[Entries with figure data]

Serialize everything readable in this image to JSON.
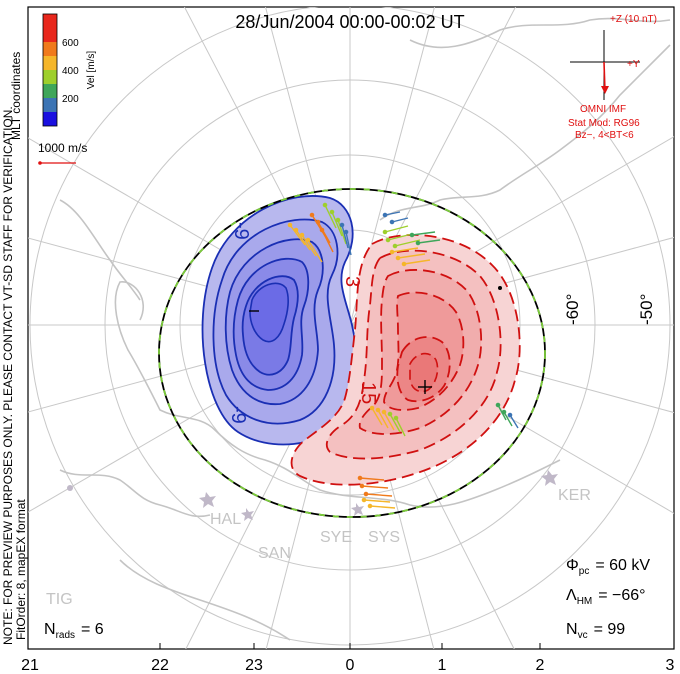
{
  "title": "28/Jun/2004 00:00-00:02 UT",
  "colorbar": {
    "label": "Vel [m/s]",
    "ticks": [
      "600",
      "400",
      "200"
    ],
    "colors": [
      "#e8271c",
      "#f07a1c",
      "#f5b62a",
      "#9ecf2c",
      "#3fa65a",
      "#3c74b4",
      "#2a3fd0",
      "#1a10e0"
    ]
  },
  "coords_label": "MLT coordinates",
  "ref_vector_label": "1000 m/s",
  "imf": {
    "label_z": "+Z (10 nT)",
    "label_y": "+Y",
    "source": "OMNI IMF",
    "stat_mod": "Stat Mod: RG96",
    "bz_cond": "Bz−, 4<BT<6"
  },
  "preview_note": "NOTE: FOR PREVIEW PURPOSES ONLY. PLEASE CONTACT VT-SD STAFF FOR VERIFICATION.",
  "fit_order": "FitOrder: 8, mapEX format",
  "stats": {
    "nrads": "N",
    "nrads_sub": "rads",
    "nrads_val": "= 6",
    "phi": "Φ",
    "phi_sub": "pc",
    "phi_val": "= 60 kV",
    "lambda": "Λ",
    "lambda_sub": "HM",
    "lambda_val": "= −66°",
    "nvc": "N",
    "nvc_sub": "vc",
    "nvc_val": "= 99"
  },
  "lat_labels": [
    "-60°",
    "-50°"
  ],
  "mlt_ticks": [
    "21",
    "22",
    "23",
    "0",
    "1",
    "2",
    "3"
  ],
  "stations": [
    "HAL",
    "SAN",
    "SYE",
    "SYS",
    "KER",
    "TIG"
  ],
  "contour_labels": [
    "-9",
    "-9",
    "3",
    "15",
    "-9"
  ],
  "colors": {
    "negative_line": "#1a2fb4",
    "positive_line": "#d01010",
    "negative_fill": "#6b6be6",
    "positive_fill": "#f08080",
    "boundary": "#000000",
    "boundary_dash": "#7ccd3a",
    "grid": "#c8c8c8",
    "coast": "#c4c4c4",
    "imf_red": "#e01010"
  }
}
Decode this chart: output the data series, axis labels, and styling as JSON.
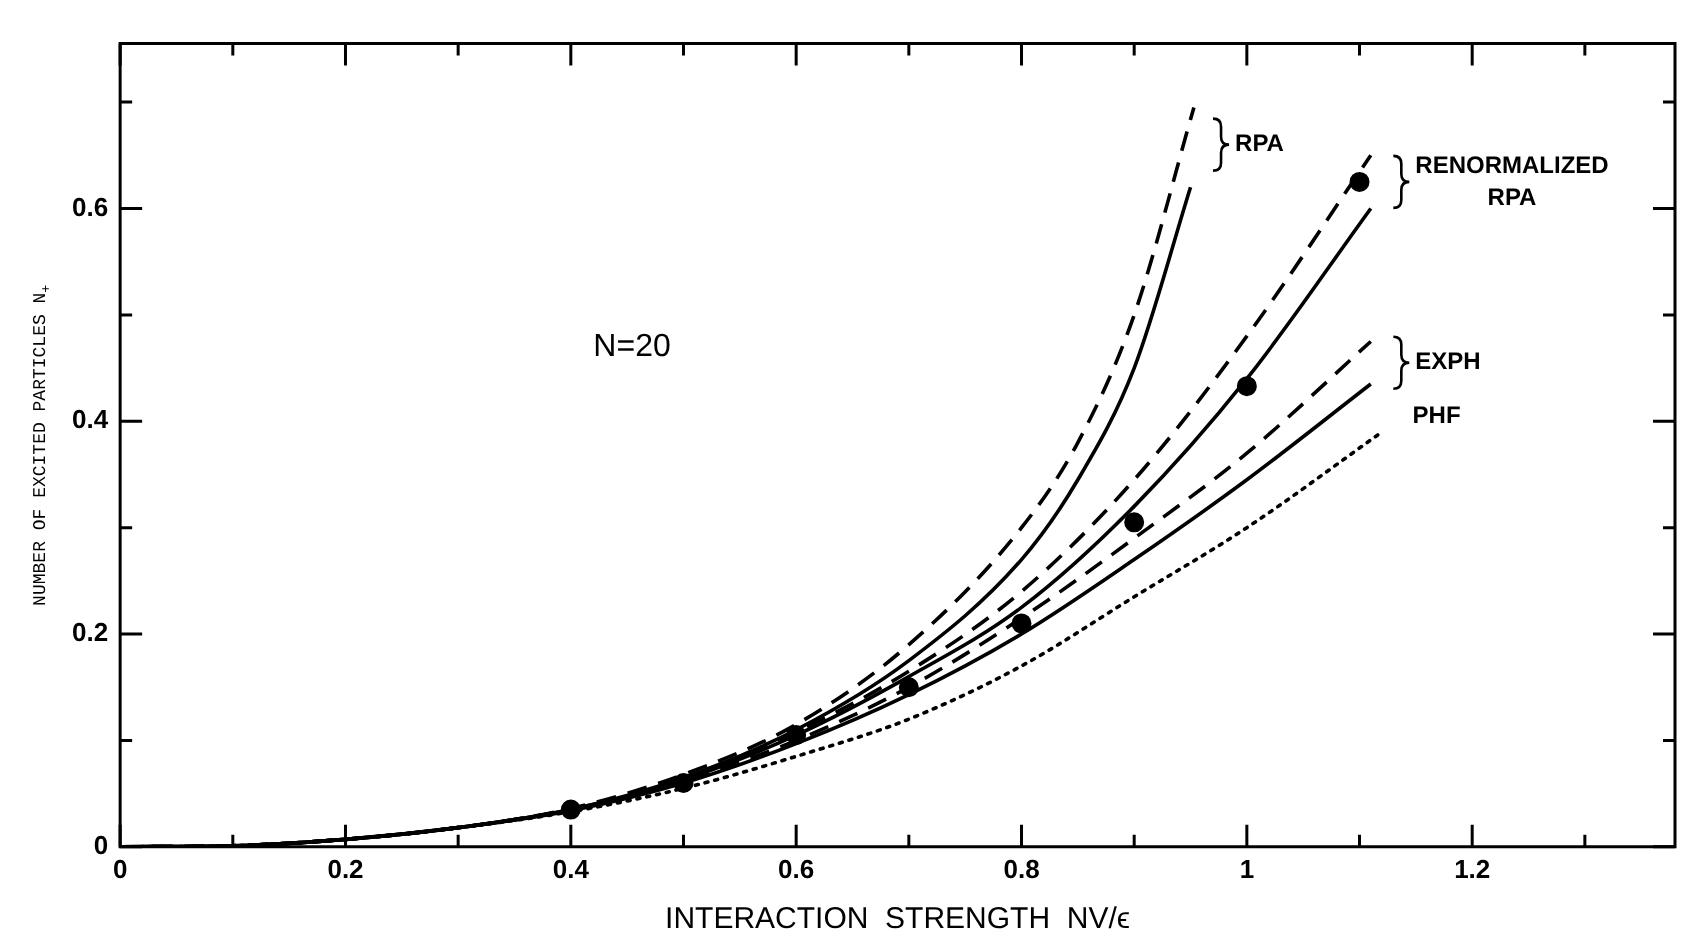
{
  "chart_data": {
    "type": "line",
    "xlabel": "INTERACTION  STRENGTH  NV/ϵ",
    "ylabel": "NUMBER OF EXCITED PARTICLES N$_{+}$",
    "xlim": [
      0,
      1.38
    ],
    "ylim": [
      0,
      0.755
    ],
    "xticks": [
      0,
      {
        "value": 0.1,
        "label": null
      },
      0.2,
      {
        "value": 0.3,
        "label": null
      },
      0.4,
      {
        "value": 0.5,
        "label": null
      },
      0.6,
      {
        "value": 0.7,
        "label": null
      },
      0.8,
      {
        "value": 0.9,
        "label": null
      },
      1.0,
      {
        "value": 1.1,
        "label": null
      },
      1.2,
      {
        "value": 1.3,
        "label": null
      }
    ],
    "yticks": [
      0,
      {
        "value": 0.1,
        "label": null
      },
      0.2,
      {
        "value": 0.3,
        "label": null
      },
      0.4,
      {
        "value": 0.5,
        "label": null
      },
      0.6,
      {
        "value": 0.7,
        "label": null
      }
    ],
    "grid": false,
    "legend": false,
    "annotations": [
      "N=20",
      "RPA",
      "RENORMALIZED RPA",
      "EXPH",
      "PHF"
    ],
    "series": [
      {
        "type": "line",
        "line_style": "dashed",
        "color": "#000000",
        "x": [
          0,
          0.1,
          0.2,
          0.3,
          0.4,
          0.5,
          0.6,
          0.7,
          0.8,
          0.85,
          0.9,
          0.953
        ],
        "values": [
          0,
          0.001,
          0.007,
          0.018,
          0.036,
          0.068,
          0.115,
          0.19,
          0.3,
          0.38,
          0.5,
          0.695
        ]
      },
      {
        "type": "line",
        "line_style": "solid",
        "color": "#000000",
        "x": [
          0,
          0.1,
          0.2,
          0.3,
          0.4,
          0.5,
          0.6,
          0.7,
          0.8,
          0.85,
          0.9,
          0.95
        ],
        "values": [
          0,
          0.001,
          0.007,
          0.018,
          0.035,
          0.065,
          0.11,
          0.175,
          0.27,
          0.345,
          0.45,
          0.62
        ]
      },
      {
        "type": "line",
        "line_style": "dashed",
        "color": "#000000",
        "x": [
          0,
          0.1,
          0.2,
          0.3,
          0.4,
          0.5,
          0.6,
          0.7,
          0.8,
          0.9,
          1.0,
          1.11
        ],
        "values": [
          0,
          0.001,
          0.007,
          0.018,
          0.035,
          0.064,
          0.108,
          0.165,
          0.24,
          0.345,
          0.48,
          0.65
        ]
      },
      {
        "type": "line",
        "line_style": "solid",
        "color": "#000000",
        "x": [
          0,
          0.1,
          0.2,
          0.3,
          0.4,
          0.5,
          0.6,
          0.7,
          0.8,
          0.9,
          1.0,
          1.11
        ],
        "values": [
          0,
          0.001,
          0.007,
          0.018,
          0.035,
          0.063,
          0.105,
          0.16,
          0.225,
          0.32,
          0.44,
          0.6
        ]
      },
      {
        "type": "line",
        "line_style": "dashed",
        "color": "#000000",
        "x": [
          0,
          0.1,
          0.2,
          0.3,
          0.4,
          0.5,
          0.6,
          0.7,
          0.8,
          0.9,
          1.0,
          1.11
        ],
        "values": [
          0,
          0.001,
          0.007,
          0.018,
          0.035,
          0.062,
          0.1,
          0.15,
          0.215,
          0.29,
          0.37,
          0.475
        ]
      },
      {
        "type": "line",
        "line_style": "solid",
        "color": "#000000",
        "x": [
          0,
          0.1,
          0.2,
          0.3,
          0.4,
          0.5,
          0.6,
          0.7,
          0.8,
          0.9,
          1.0,
          1.11
        ],
        "values": [
          0,
          0.001,
          0.007,
          0.018,
          0.034,
          0.06,
          0.097,
          0.143,
          0.2,
          0.27,
          0.345,
          0.435
        ]
      },
      {
        "type": "line",
        "line_style": "dotted",
        "color": "#000000",
        "x": [
          0,
          0.1,
          0.2,
          0.3,
          0.4,
          0.5,
          0.6,
          0.7,
          0.8,
          0.9,
          1.0,
          1.12
        ],
        "values": [
          0,
          0.001,
          0.007,
          0.018,
          0.033,
          0.055,
          0.085,
          0.12,
          0.17,
          0.235,
          0.3,
          0.39
        ]
      },
      {
        "type": "scatter",
        "marker": "circle",
        "color": "#000000",
        "x": [
          0.4,
          0.5,
          0.6,
          0.7,
          0.8,
          0.9,
          1.0,
          1.1
        ],
        "values": [
          0.035,
          0.06,
          0.105,
          0.15,
          0.21,
          0.305,
          0.433,
          0.625
        ]
      }
    ]
  }
}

=== The request ===
Pull every line containing the word "this" out of the material and copy it.

=== Answer for the task ===
Serialize everything readable in this image to JSON.
Decode this chart: output the data series, axis labels, and styling as JSON.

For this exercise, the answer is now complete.